>> Start

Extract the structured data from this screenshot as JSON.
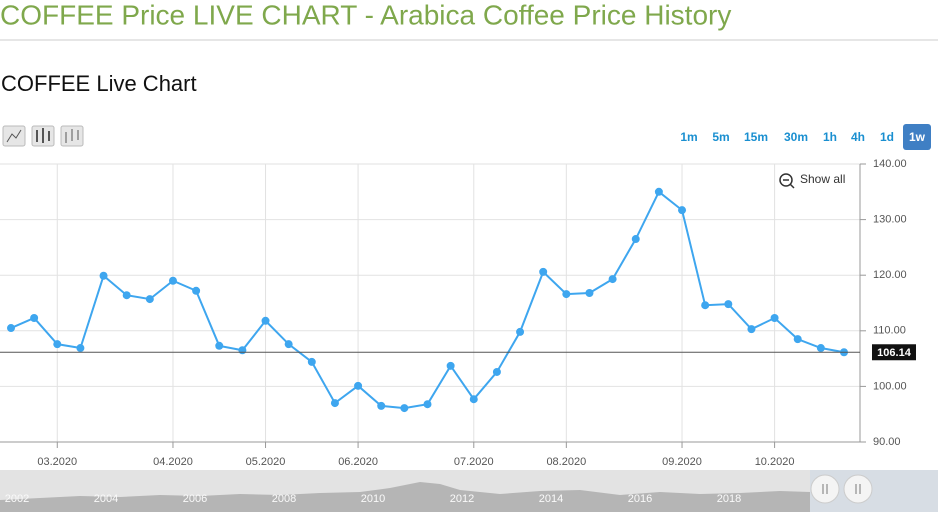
{
  "page": {
    "title": "COFFEE Price LIVE CHART - Arabica Coffee Price History",
    "heading": "COFFEE Live Chart"
  },
  "toolbar": {
    "ranges": [
      "1m",
      "5m",
      "15m",
      "30m",
      "1h",
      "4h",
      "1d",
      "1w"
    ],
    "active_index": 7,
    "reset_zoom": "Show all"
  },
  "chart_data": {
    "type": "line",
    "color": "#3ea6ef",
    "categories": [
      null,
      null,
      "03.2020",
      null,
      null,
      null,
      null,
      "04.2020",
      null,
      null,
      null,
      "05.2020",
      null,
      null,
      null,
      "06.2020",
      null,
      null,
      null,
      null,
      "07.2020",
      null,
      null,
      null,
      "08.2020",
      null,
      null,
      null,
      null,
      "09.2020",
      null,
      null,
      null,
      "10.2020",
      null,
      null,
      null
    ],
    "values": [
      110.5,
      112.3,
      107.6,
      106.9,
      119.9,
      116.4,
      115.7,
      119.0,
      117.2,
      107.3,
      106.5,
      111.8,
      107.6,
      104.4,
      97.0,
      100.1,
      96.5,
      96.1,
      96.8,
      103.7,
      97.7,
      102.6,
      109.8,
      120.6,
      116.6,
      116.8,
      119.3,
      126.5,
      135.0,
      131.7,
      114.6,
      114.8,
      110.3,
      112.3,
      108.5,
      106.9,
      106.14
    ],
    "ylim": [
      90,
      140
    ],
    "yticks": [
      {
        "value": 90,
        "label": "90.00"
      },
      {
        "value": 100,
        "label": "100.00"
      },
      {
        "value": 110,
        "label": "110.00"
      },
      {
        "value": 120,
        "label": "120.00"
      },
      {
        "value": 130,
        "label": "130.00"
      },
      {
        "value": 140,
        "label": "140.00"
      }
    ],
    "grid": true
  },
  "navigator": {
    "years": [
      "2002",
      "2004",
      "2006",
      "2008",
      "2010",
      "2012",
      "2014",
      "2016",
      "2018"
    ]
  }
}
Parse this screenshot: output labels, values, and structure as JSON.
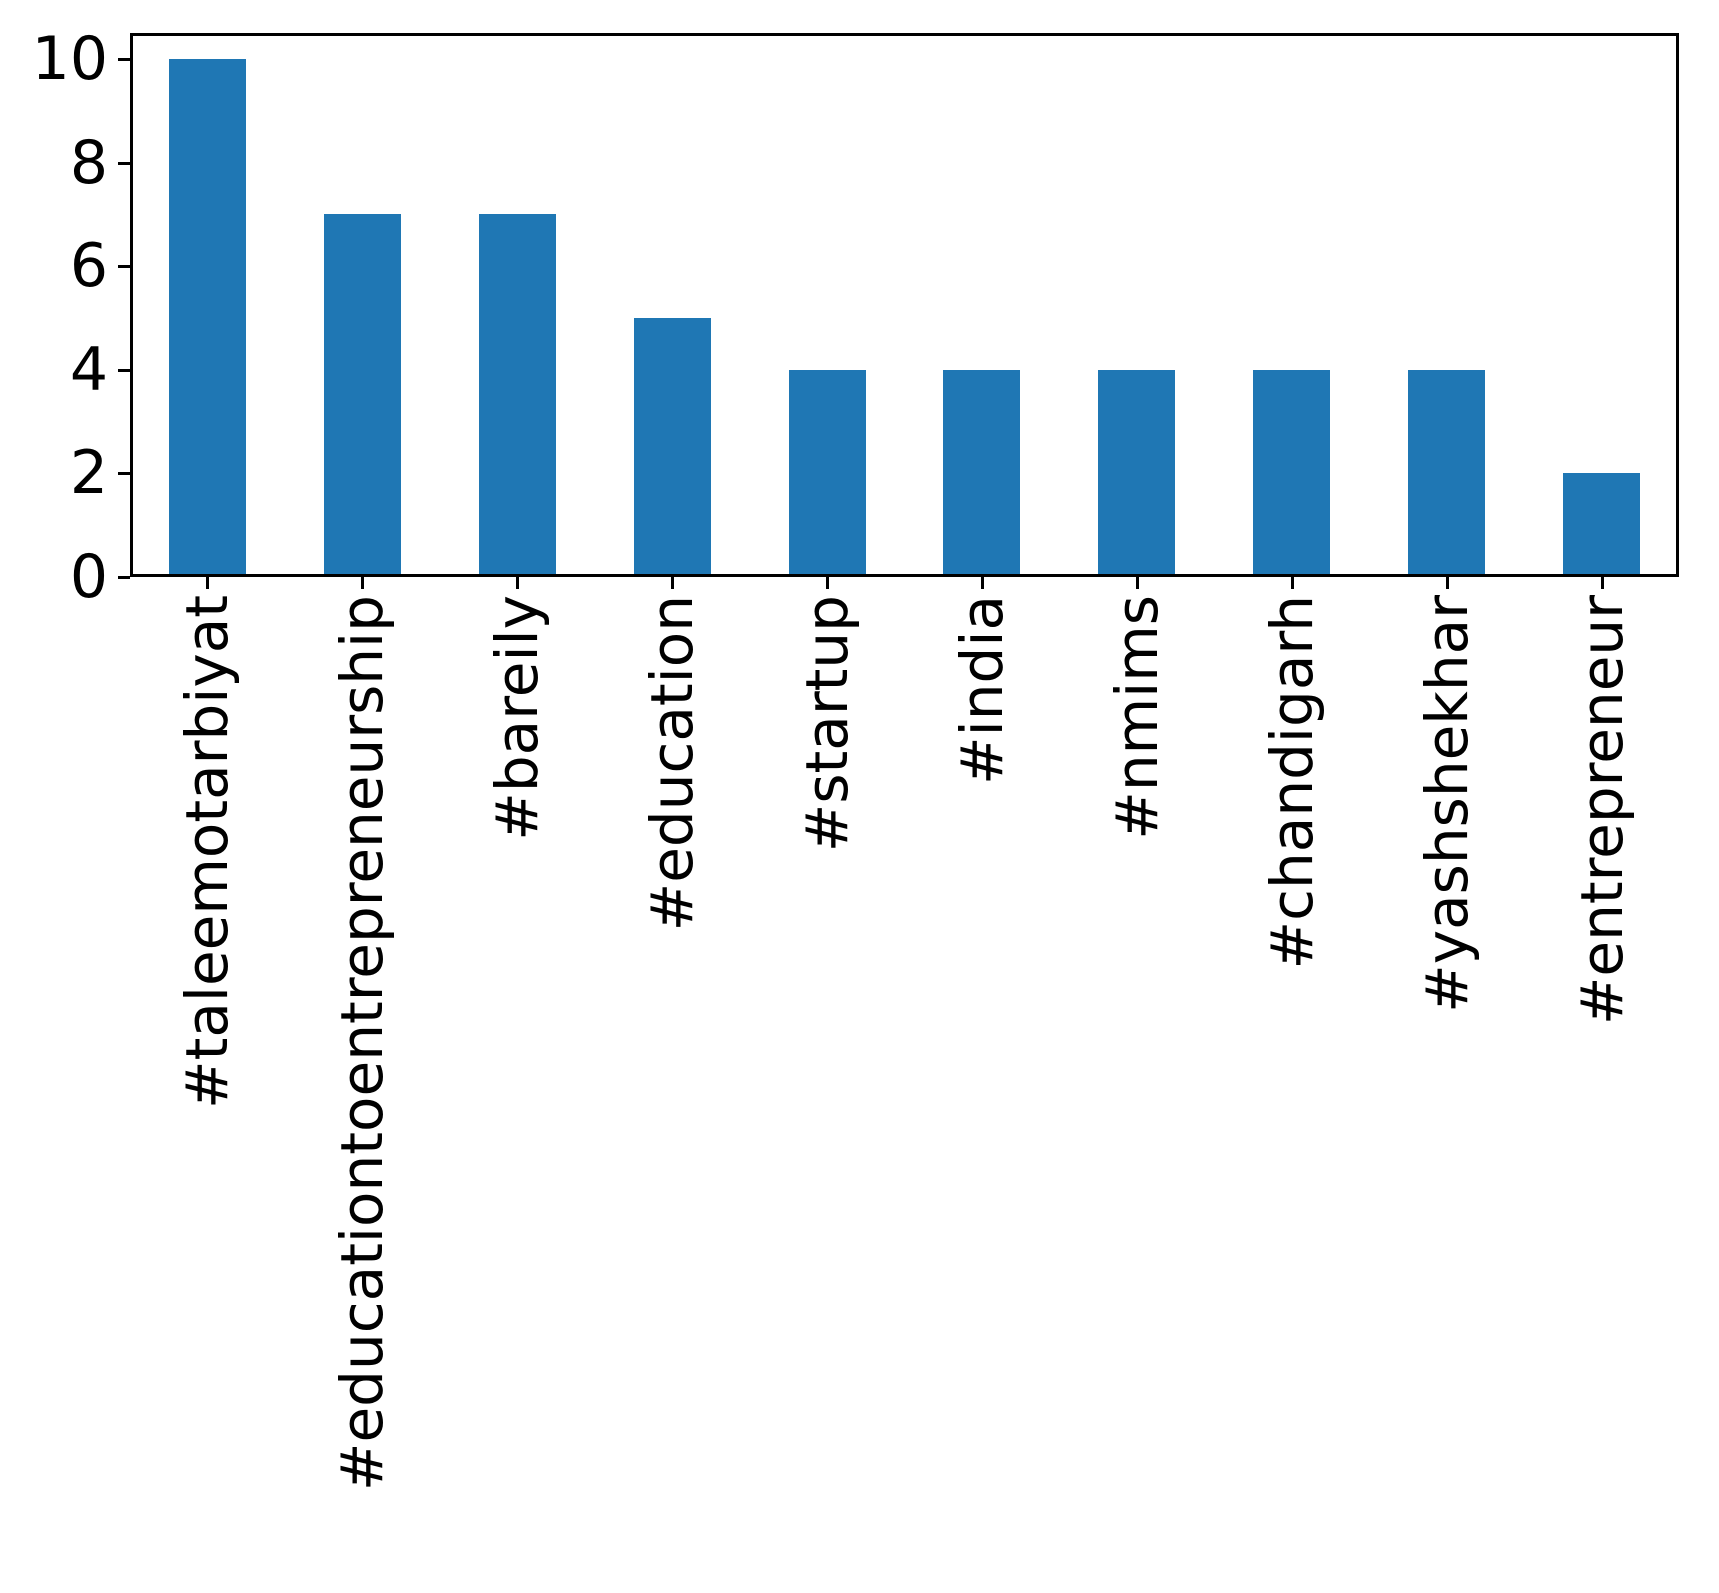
{
  "chart_data": {
    "type": "bar",
    "categories": [
      "#taleemotarbiyat",
      "#educationtoentrepreneurship",
      "#bareily",
      "#education",
      "#startup",
      "#india",
      "#nmims",
      "#chandigarh",
      "#yashshekhar",
      "#entrepreneur"
    ],
    "values": [
      10,
      7,
      7,
      5,
      4,
      4,
      4,
      4,
      4,
      2
    ],
    "title": "",
    "xlabel": "",
    "ylabel": "",
    "ylim": [
      0,
      10.5
    ],
    "yticks": [
      "0",
      "2",
      "4",
      "6",
      "8",
      "10"
    ],
    "ytick_values": [
      0,
      2,
      4,
      6,
      8,
      10
    ],
    "bar_color": "#1f77b4",
    "axis_color": "#000000",
    "background": "#ffffff",
    "grid": false,
    "legend_visible": false,
    "x_label_rotation_deg": 90
  }
}
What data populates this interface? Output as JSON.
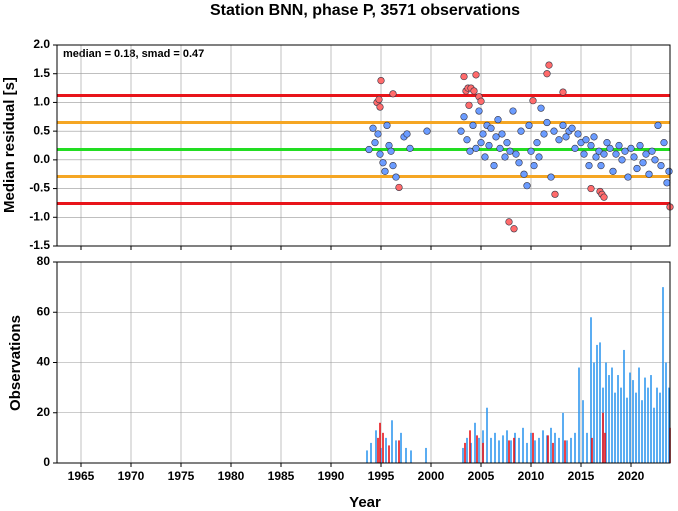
{
  "chart_data": [
    {
      "type": "scatter",
      "title": "Station BNN, phase P, 3571 observations",
      "ylabel": "Median residual [s]",
      "annotation": "median = 0.18, smad = 0.47",
      "xlim": [
        1962.6,
        2023.9
      ],
      "ylim": [
        -1.5,
        2.0
      ],
      "yticks": [
        {
          "value": 2,
          "label": "2.0"
        },
        1.5,
        {
          "value": 1,
          "label": "1.0"
        },
        0.5,
        {
          "value": 0,
          "label": "0.0"
        },
        -0.5,
        {
          "value": -1,
          "label": "-1.0"
        },
        -1.5
      ],
      "grid": true,
      "hlines": [
        {
          "value": 1.12,
          "color": "#e8141a"
        },
        {
          "value": 0.65,
          "color": "#f5a623"
        },
        {
          "value": 0.18,
          "color": "#22dd22"
        },
        {
          "value": -0.29,
          "color": "#f5a623"
        },
        {
          "value": -0.76,
          "color": "#e8141a"
        }
      ],
      "series": [
        {
          "color": "#6b9cff",
          "x": [
            1993.8,
            1994.2,
            1994.4,
            1994.7,
            1994.9,
            1995.2,
            1995.4,
            1995.6,
            1995.8,
            1996.0,
            1996.2,
            1996.5,
            1997.3,
            1997.6,
            1997.9,
            1999.6,
            2003.0,
            2003.3,
            2003.6,
            2003.9,
            2004.2,
            2004.5,
            2004.8,
            2005.0,
            2005.2,
            2005.4,
            2005.6,
            2005.8,
            2006.0,
            2006.3,
            2006.5,
            2006.7,
            2006.9,
            2007.1,
            2007.4,
            2007.6,
            2007.9,
            2008.2,
            2008.5,
            2008.8,
            2009.0,
            2009.3,
            2009.6,
            2009.8,
            2010.0,
            2010.3,
            2010.6,
            2010.8,
            2011.0,
            2011.3,
            2011.6,
            2012.0,
            2012.3,
            2012.8,
            2013.2,
            2013.5,
            2013.8,
            2014.1,
            2014.4,
            2014.7,
            2015.0,
            2015.3,
            2015.5,
            2015.8,
            2016.0,
            2016.3,
            2016.5,
            2016.8,
            2017.0,
            2017.3,
            2017.6,
            2017.9,
            2018.2,
            2018.5,
            2018.8,
            2019.1,
            2019.4,
            2019.7,
            2020.0,
            2020.3,
            2020.6,
            2020.9,
            2021.2,
            2021.5,
            2021.8,
            2022.1,
            2022.4,
            2022.7,
            2023.0,
            2023.3,
            2023.6,
            2023.8
          ],
          "values": [
            0.18,
            0.55,
            0.3,
            0.45,
            0.1,
            -0.05,
            -0.2,
            0.6,
            0.25,
            0.15,
            -0.1,
            -0.3,
            0.4,
            0.45,
            0.2,
            0.5,
            0.5,
            0.75,
            0.35,
            0.15,
            0.6,
            0.2,
            0.85,
            0.3,
            0.45,
            0.05,
            0.6,
            0.25,
            0.55,
            -0.1,
            0.4,
            0.7,
            0.2,
            0.45,
            0.05,
            0.3,
            0.15,
            0.85,
            0.1,
            -0.05,
            0.5,
            -0.25,
            -0.45,
            0.6,
            0.15,
            -0.1,
            0.3,
            0.05,
            0.9,
            0.45,
            0.65,
            -0.3,
            0.5,
            0.35,
            0.6,
            0.4,
            0.5,
            0.55,
            0.2,
            0.45,
            0.3,
            0.1,
            0.35,
            -0.1,
            0.25,
            0.4,
            0.05,
            0.15,
            -0.1,
            0.1,
            0.3,
            0.2,
            -0.2,
            0.1,
            0.25,
            0.0,
            0.15,
            -0.3,
            0.2,
            0.05,
            -0.15,
            0.25,
            -0.05,
            0.1,
            -0.25,
            0.15,
            0.0,
            0.6,
            -0.1,
            0.3,
            -0.4,
            -0.2
          ]
        },
        {
          "color": "#ff6b6b",
          "x": [
            1994.6,
            1994.8,
            1994.9,
            1995.0,
            1996.2,
            1996.8,
            2003.3,
            2003.5,
            2003.7,
            2003.8,
            2004.0,
            2004.3,
            2004.5,
            2004.8,
            2005.0,
            2007.8,
            2008.3,
            2010.2,
            2011.6,
            2011.8,
            2012.4,
            2013.2,
            2016.0,
            2016.9,
            2017.1,
            2017.3,
            2023.9
          ],
          "values": [
            1.0,
            1.05,
            0.92,
            1.38,
            1.15,
            -0.48,
            1.45,
            1.2,
            1.25,
            0.95,
            1.25,
            1.2,
            1.48,
            1.1,
            1.02,
            -1.08,
            -1.2,
            1.03,
            1.5,
            1.65,
            -0.6,
            1.18,
            -0.5,
            -0.55,
            -0.6,
            -0.65,
            -0.82
          ]
        }
      ]
    },
    {
      "type": "bar",
      "ylabel": "Observations",
      "xlabel": "Year",
      "xlim": [
        1962.6,
        2023.9
      ],
      "ylim": [
        0,
        80
      ],
      "xticks": [
        1965,
        1970,
        1975,
        1980,
        1985,
        1990,
        1995,
        2000,
        2005,
        2010,
        2015,
        2020
      ],
      "yticks": [
        0,
        20,
        40,
        60,
        80
      ],
      "grid": true,
      "series": [
        {
          "color": "#3399ee",
          "x": [
            1993.6,
            1994.0,
            1994.5,
            1995.0,
            1995.5,
            1996.1,
            1996.5,
            1997.0,
            1997.5,
            1998.0,
            1999.5,
            2003.2,
            2003.6,
            2004.0,
            2004.4,
            2004.8,
            2005.2,
            2005.6,
            2006.0,
            2006.4,
            2006.8,
            2007.2,
            2007.6,
            2008.0,
            2008.4,
            2008.8,
            2009.2,
            2009.6,
            2010.0,
            2010.4,
            2010.8,
            2011.2,
            2011.6,
            2012.0,
            2012.4,
            2012.8,
            2013.2,
            2013.6,
            2014.0,
            2014.4,
            2014.8,
            2015.2,
            2015.6,
            2016.0,
            2016.3,
            2016.6,
            2016.9,
            2017.2,
            2017.5,
            2017.8,
            2018.1,
            2018.4,
            2018.7,
            2019.0,
            2019.3,
            2019.6,
            2019.9,
            2020.2,
            2020.5,
            2020.8,
            2021.1,
            2021.4,
            2021.7,
            2022.0,
            2022.3,
            2022.6,
            2022.9,
            2023.2,
            2023.5,
            2023.8
          ],
          "values": [
            5,
            8,
            13,
            6,
            10,
            17,
            9,
            12,
            6,
            5,
            6,
            6,
            10,
            8,
            16,
            10,
            13,
            22,
            10,
            12,
            9,
            11,
            13,
            9,
            12,
            10,
            14,
            8,
            12,
            9,
            10,
            13,
            11,
            14,
            12,
            10,
            20,
            9,
            10,
            12,
            38,
            25,
            12,
            58,
            40,
            47,
            48,
            30,
            40,
            35,
            38,
            28,
            35,
            30,
            45,
            26,
            36,
            33,
            28,
            38,
            25,
            34,
            30,
            35,
            22,
            30,
            28,
            70,
            40,
            30
          ]
        },
        {
          "color": "#e8141a",
          "x": [
            1994.7,
            1994.9,
            1995.2,
            1995.8,
            1996.8,
            2003.4,
            2003.9,
            2004.6,
            2005.2,
            2007.8,
            2008.3,
            2010.2,
            2011.7,
            2012.2,
            2013.4,
            2016.1,
            2017.2,
            2017.4,
            2023.9
          ],
          "values": [
            10,
            16,
            12,
            7,
            9,
            8,
            13,
            11,
            8,
            9,
            10,
            12,
            11,
            8,
            9,
            10,
            20,
            12,
            14
          ]
        }
      ]
    }
  ]
}
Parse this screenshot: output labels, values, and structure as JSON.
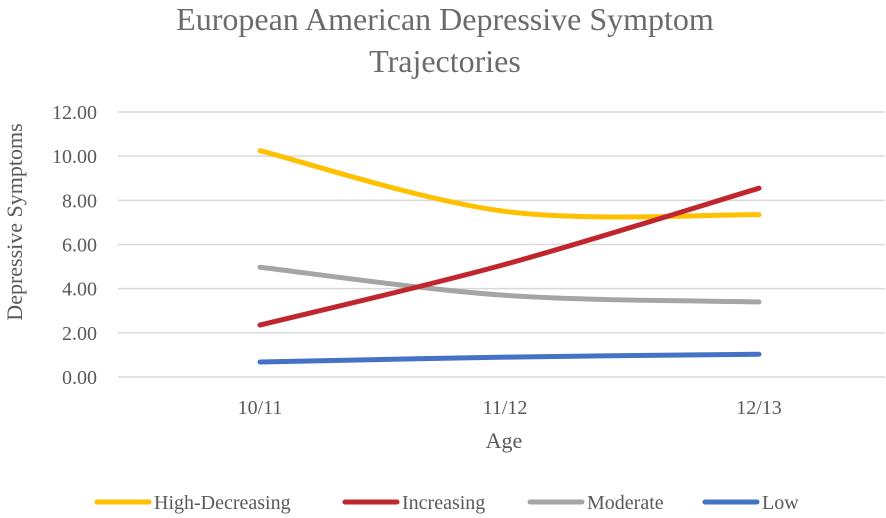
{
  "chart_data": {
    "type": "line",
    "title_lines": [
      "European American Depressive Symptom",
      "Trajectories"
    ],
    "xlabel": "Age",
    "ylabel": "Depressive Symptoms",
    "categories": [
      "10/11",
      "11/12",
      "12/13"
    ],
    "y_ticks": [
      "0.00",
      "2.00",
      "4.00",
      "6.00",
      "8.00",
      "10.00",
      "12.00"
    ],
    "ylim": [
      0,
      12
    ],
    "grid": true,
    "legend_position": "bottom",
    "series": [
      {
        "name": "High-Decreasing",
        "color": "#FFC000",
        "values": [
          10.25,
          7.5,
          7.35
        ]
      },
      {
        "name": "Increasing",
        "color": "#C0262D",
        "values": [
          2.35,
          5.1,
          8.55
        ]
      },
      {
        "name": "Moderate",
        "color": "#A5A5A5",
        "values": [
          4.97,
          3.7,
          3.4
        ]
      },
      {
        "name": "Low",
        "color": "#4472C4",
        "values": [
          0.68,
          0.9,
          1.03
        ]
      }
    ]
  }
}
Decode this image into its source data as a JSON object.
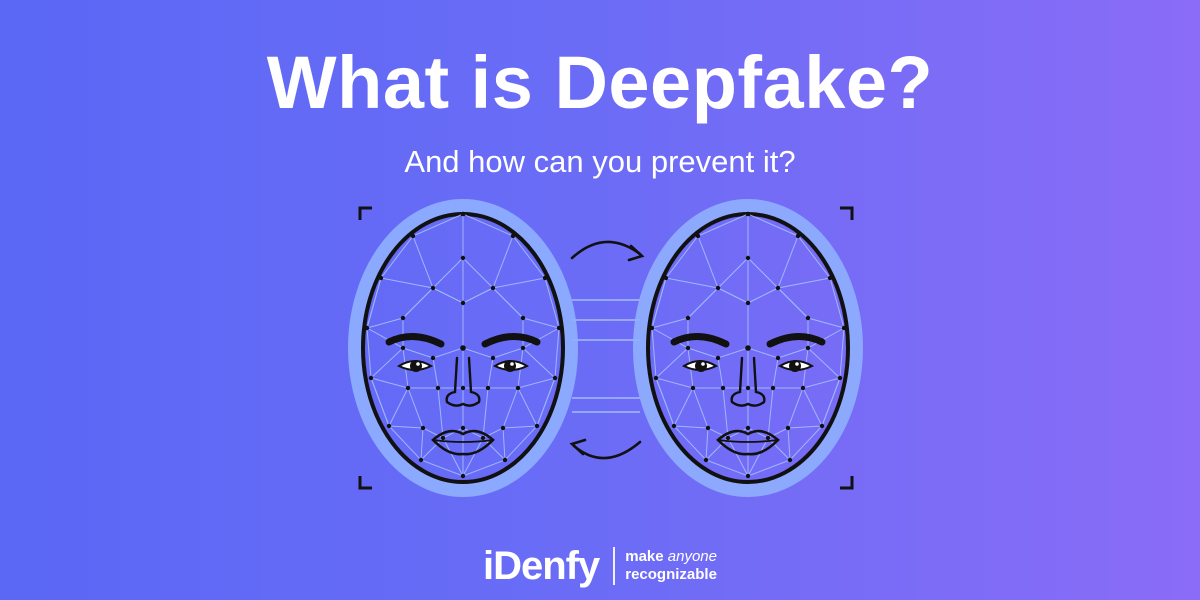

>> End

§ TO BE DONE: In the records above, locate the lines holding the word "name". Copy each of them.

§ TASK OUTPUT:
        "name": "High-Decreasing",
        "name": "Increasing",
        "name": "Moderate",
        "name": "Low",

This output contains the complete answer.